Data rows |
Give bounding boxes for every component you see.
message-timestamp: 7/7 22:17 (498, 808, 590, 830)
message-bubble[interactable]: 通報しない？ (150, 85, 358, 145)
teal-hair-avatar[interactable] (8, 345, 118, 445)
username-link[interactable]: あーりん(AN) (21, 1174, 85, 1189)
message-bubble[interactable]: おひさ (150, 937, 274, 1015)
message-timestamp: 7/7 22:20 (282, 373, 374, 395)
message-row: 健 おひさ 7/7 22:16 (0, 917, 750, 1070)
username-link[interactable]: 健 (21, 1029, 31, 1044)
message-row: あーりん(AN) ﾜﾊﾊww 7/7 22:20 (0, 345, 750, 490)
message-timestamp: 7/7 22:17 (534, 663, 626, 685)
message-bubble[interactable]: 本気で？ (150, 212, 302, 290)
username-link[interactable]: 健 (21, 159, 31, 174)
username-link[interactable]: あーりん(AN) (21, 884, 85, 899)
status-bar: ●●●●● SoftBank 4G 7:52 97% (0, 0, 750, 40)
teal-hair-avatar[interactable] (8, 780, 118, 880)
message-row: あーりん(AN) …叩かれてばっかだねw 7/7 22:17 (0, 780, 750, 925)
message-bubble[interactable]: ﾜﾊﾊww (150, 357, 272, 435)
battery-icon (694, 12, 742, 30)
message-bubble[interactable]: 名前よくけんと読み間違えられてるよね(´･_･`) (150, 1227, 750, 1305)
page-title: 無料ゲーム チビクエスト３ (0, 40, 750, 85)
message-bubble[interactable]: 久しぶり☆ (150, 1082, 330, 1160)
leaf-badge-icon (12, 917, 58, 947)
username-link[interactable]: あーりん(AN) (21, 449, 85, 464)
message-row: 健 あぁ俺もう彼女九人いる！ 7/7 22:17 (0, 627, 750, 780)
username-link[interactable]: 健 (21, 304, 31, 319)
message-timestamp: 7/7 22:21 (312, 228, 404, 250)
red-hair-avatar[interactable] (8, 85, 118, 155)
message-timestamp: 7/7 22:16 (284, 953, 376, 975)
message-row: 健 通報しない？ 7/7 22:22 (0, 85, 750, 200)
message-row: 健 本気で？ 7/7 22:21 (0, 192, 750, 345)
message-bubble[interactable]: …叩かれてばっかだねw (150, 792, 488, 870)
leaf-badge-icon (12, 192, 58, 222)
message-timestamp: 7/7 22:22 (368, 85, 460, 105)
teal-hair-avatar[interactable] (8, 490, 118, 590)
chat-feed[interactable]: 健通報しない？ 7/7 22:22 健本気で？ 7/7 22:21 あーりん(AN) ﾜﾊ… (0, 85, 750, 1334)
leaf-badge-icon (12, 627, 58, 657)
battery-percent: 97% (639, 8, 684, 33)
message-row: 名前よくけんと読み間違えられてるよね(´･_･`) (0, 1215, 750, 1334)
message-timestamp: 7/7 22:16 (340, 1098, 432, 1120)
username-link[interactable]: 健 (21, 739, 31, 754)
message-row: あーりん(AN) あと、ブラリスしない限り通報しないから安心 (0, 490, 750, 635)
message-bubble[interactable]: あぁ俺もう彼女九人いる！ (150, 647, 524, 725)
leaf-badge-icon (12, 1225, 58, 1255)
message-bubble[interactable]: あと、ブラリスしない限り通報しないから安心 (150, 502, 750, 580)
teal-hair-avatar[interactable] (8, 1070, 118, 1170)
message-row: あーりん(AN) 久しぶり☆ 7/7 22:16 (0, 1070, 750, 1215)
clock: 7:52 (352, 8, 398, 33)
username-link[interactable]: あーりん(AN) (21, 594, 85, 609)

Instruction | Please copy every line of the items above, reproducing each one character for character.

Output of the exercise |
Give bounding boxes for every component you see.
message-timestamp: 7/7 22:17 (498, 808, 590, 830)
message-bubble[interactable]: 通報しない？ (150, 85, 358, 145)
teal-hair-avatar[interactable] (8, 345, 118, 445)
username-link[interactable]: あーりん(AN) (21, 1174, 85, 1189)
message-bubble[interactable]: おひさ (150, 937, 274, 1015)
message-timestamp: 7/7 22:20 (282, 373, 374, 395)
message-row: 健 おひさ 7/7 22:16 (0, 917, 750, 1070)
username-link[interactable]: 健 (21, 1029, 31, 1044)
message-row: あーりん(AN) ﾜﾊﾊww 7/7 22:20 (0, 345, 750, 490)
message-timestamp: 7/7 22:17 (534, 663, 626, 685)
message-bubble[interactable]: 本気で？ (150, 212, 302, 290)
username-link[interactable]: 健 (21, 159, 31, 174)
username-link[interactable]: あーりん(AN) (21, 884, 85, 899)
status-bar: ●●●●● SoftBank 4G 7:52 97% (0, 0, 750, 40)
teal-hair-avatar[interactable] (8, 780, 118, 880)
message-row: あーりん(AN) …叩かれてばっかだねw 7/7 22:17 (0, 780, 750, 925)
message-bubble[interactable]: ﾜﾊﾊww (150, 357, 272, 435)
battery-icon (694, 12, 742, 30)
message-bubble[interactable]: 名前よくけんと読み間違えられてるよね(´･_･`) (150, 1227, 750, 1305)
page-title: 無料ゲーム チビクエスト３ (0, 40, 750, 85)
message-bubble[interactable]: 久しぶり☆ (150, 1082, 330, 1160)
leaf-badge-icon (12, 917, 58, 947)
username-link[interactable]: あーりん(AN) (21, 449, 85, 464)
message-row: 健 あぁ俺もう彼女九人いる！ 7/7 22:17 (0, 627, 750, 780)
username-link[interactable]: 健 (21, 304, 31, 319)
message-timestamp: 7/7 22:21 (312, 228, 404, 250)
red-hair-avatar[interactable] (8, 85, 118, 155)
message-timestamp: 7/7 22:16 (284, 953, 376, 975)
message-row: 健 通報しない？ 7/7 22:22 (0, 85, 750, 200)
message-row: 健 本気で？ 7/7 22:21 (0, 192, 750, 345)
message-bubble[interactable]: …叩かれてばっかだねw (150, 792, 488, 870)
leaf-badge-icon (12, 192, 58, 222)
message-timestamp: 7/7 22:22 (368, 85, 460, 105)
teal-hair-avatar[interactable] (8, 490, 118, 590)
chat-feed[interactable]: 健通報しない？ 7/7 22:22 健本気で？ 7/7 22:21 あーりん(AN) ﾜﾊ… (0, 85, 750, 1334)
leaf-badge-icon (12, 627, 58, 657)
battery-percent: 97% (639, 8, 684, 33)
message-row: 名前よくけんと読み間違えられてるよね(´･_･`) (0, 1215, 750, 1334)
message-timestamp: 7/7 22:16 (340, 1098, 432, 1120)
username-link[interactable]: 健 (21, 739, 31, 754)
message-row: あーりん(AN) あと、ブラリスしない限り通報しないから安心 (0, 490, 750, 635)
message-bubble[interactable]: あぁ俺もう彼女九人いる！ (150, 647, 524, 725)
leaf-badge-icon (12, 1225, 58, 1255)
message-bubble[interactable]: あと、ブラリスしない限り通報しないから安心 (150, 502, 750, 580)
teal-hair-avatar[interactable] (8, 1070, 118, 1170)
message-row: あーりん(AN) 久しぶり☆ 7/7 22:16 (0, 1070, 750, 1215)
clock: 7:52 (352, 8, 398, 33)
username-link[interactable]: あーりん(AN) (21, 594, 85, 609)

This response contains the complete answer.